### Rows
☆ ☆ ☆ ☆ ☆ ☆ ☆

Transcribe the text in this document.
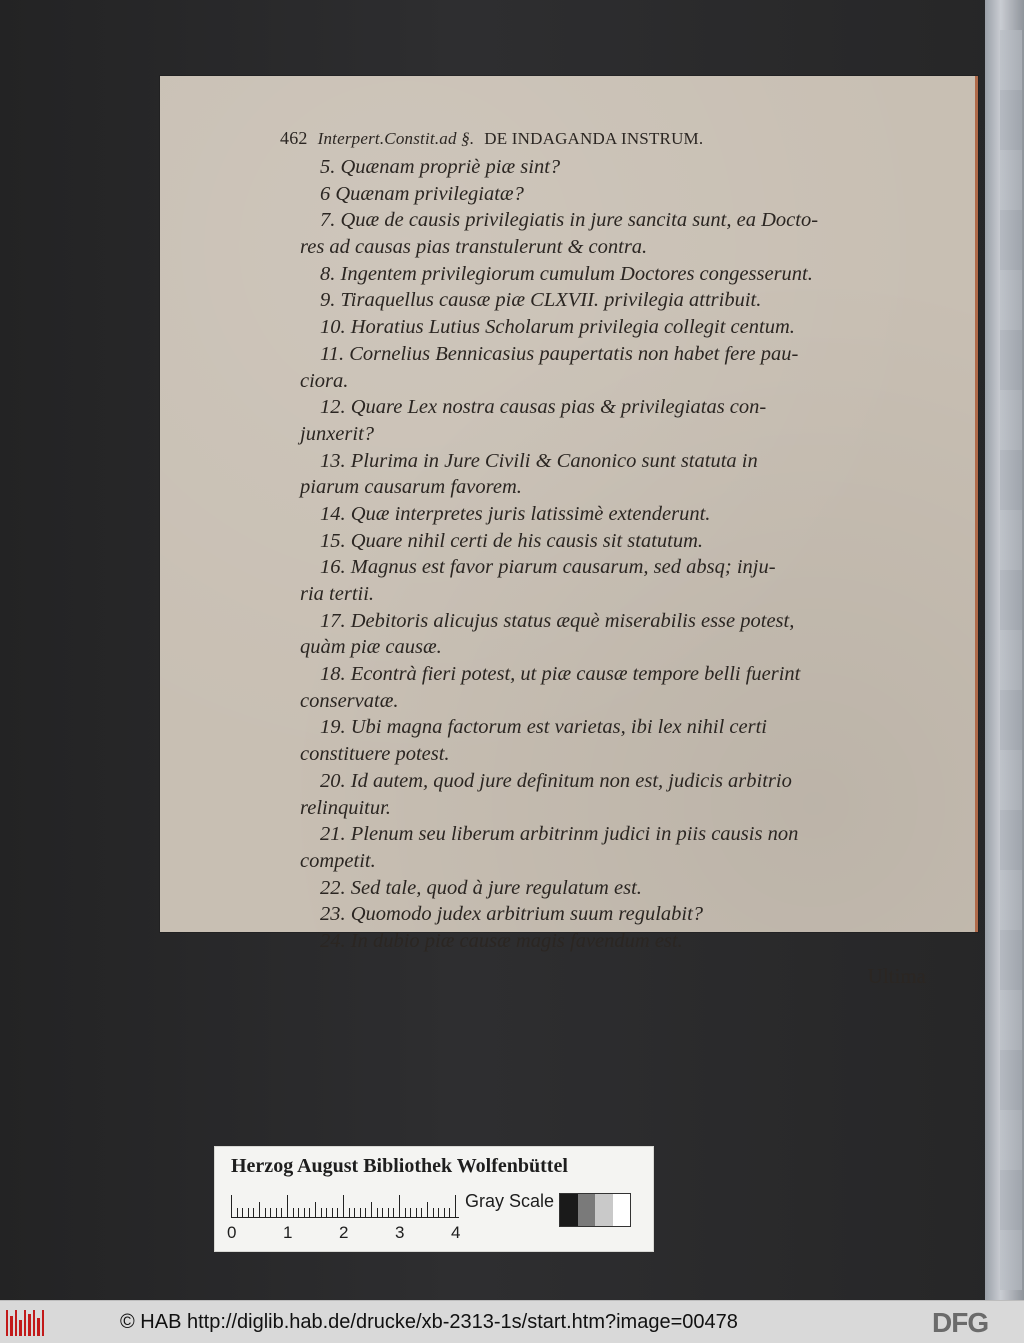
462 Interpert.Constit.ad §. DE INDAGANDA INSTRUM.
5. Quænam propriè piæ sint?
6 Quænam privilegiatæ?
7. Quæ de causis privilegiatis in jure sancita sunt, ea Docto-
res ad causas pias transtulerunt & contra.
8. Ingentem privilegiorum cumulum Doctores congesserunt.
9. Tiraquellus causæ piæ CLXVII. privilegia attribuit.
10. Horatius Lutius Scholarum privilegia collegit centum.
11. Cornelius Bennicasius paupertatis non habet fere pau-
ciora.
12. Quare Lex nostra causas pias & privilegiatas con-
junxerit?
13. Plurima in Jure Civili & Canonico sunt statuta in
piarum causarum favorem.
14. Quæ interpretes juris latissimè extenderunt.
15. Quare nihil certi de his causis sit statutum.
16. Magnus est favor piarum causarum, sed absq; inju-
ria tertii.
17. Debitoris alicujus status æquè miserabilis esse potest,
quàm piæ causæ.
18. Econtrà fieri potest, ut piæ causæ tempore belli fuerint
conservatæ.
19. Ubi magna factorum est varietas, ibi lex nihil certi
constituere potest.
20. Id autem, quod jure definitum non est, judicis arbitrio
relinquitur.
21. Plenum seu liberum arbitrinm judici in piis causis non
competit.
22. Sed tale, quod à jure regulatum est.
23. Quomodo judex arbitrium suum regulabit?
24. In dubio piæ causæ magis favendum est.
Ultima
Herzog August Bibliothek Wolfenbüttel
0	1	2	3	4
Gray Scale
© HAB http://diglib.hab.de/drucke/xb-2313-1s/start.htm?image=00478	DFG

☆ ☆ ☆ ☆ ☆ ☆ ☆

### Exercise aim
Output the entries above exactly. Drop the pictures.

### Result of this task
Transcribe the text in this document.
462 Interpert.Constit.ad §. DE INDAGANDA INSTRUM.
5. Quænam propriè piæ sint?
6 Quænam privilegiatæ?
7. Quæ de causis privilegiatis in jure sancita sunt, ea Docto-
res ad causas pias transtulerunt & contra.
8. Ingentem privilegiorum cumulum Doctores congesserunt.
9. Tiraquellus causæ piæ CLXVII. privilegia attribuit.
10. Horatius Lutius Scholarum privilegia collegit centum.
11. Cornelius Bennicasius paupertatis non habet fere pau-
ciora.
12. Quare Lex nostra causas pias & privilegiatas con-
junxerit?
13. Plurima in Jure Civili & Canonico sunt statuta in
piarum causarum favorem.
14. Quæ interpretes juris latissimè extenderunt.
15. Quare nihil certi de his causis sit statutum.
16. Magnus est favor piarum causarum, sed absq; inju-
ria tertii.
17. Debitoris alicujus status æquè miserabilis esse potest,
quàm piæ causæ.
18. Econtrà fieri potest, ut piæ causæ tempore belli fuerint
conservatæ.
19. Ubi magna factorum est varietas, ibi lex nihil certi
constituere potest.
20. Id autem, quod jure definitum non est, judicis arbitrio
relinquitur.
21. Plenum seu liberum arbitrinm judici in piis causis non
competit.
22. Sed tale, quod à jure regulatum est.
23. Quomodo judex arbitrium suum regulabit?
24. In dubio piæ causæ magis favendum est.
Ultima
Herzog August Bibliothek Wolfenbüttel
0	1	2	3	4
Gray Scale
© HAB http://diglib.hab.de/drucke/xb-2313-1s/start.htm?image=00478	DFG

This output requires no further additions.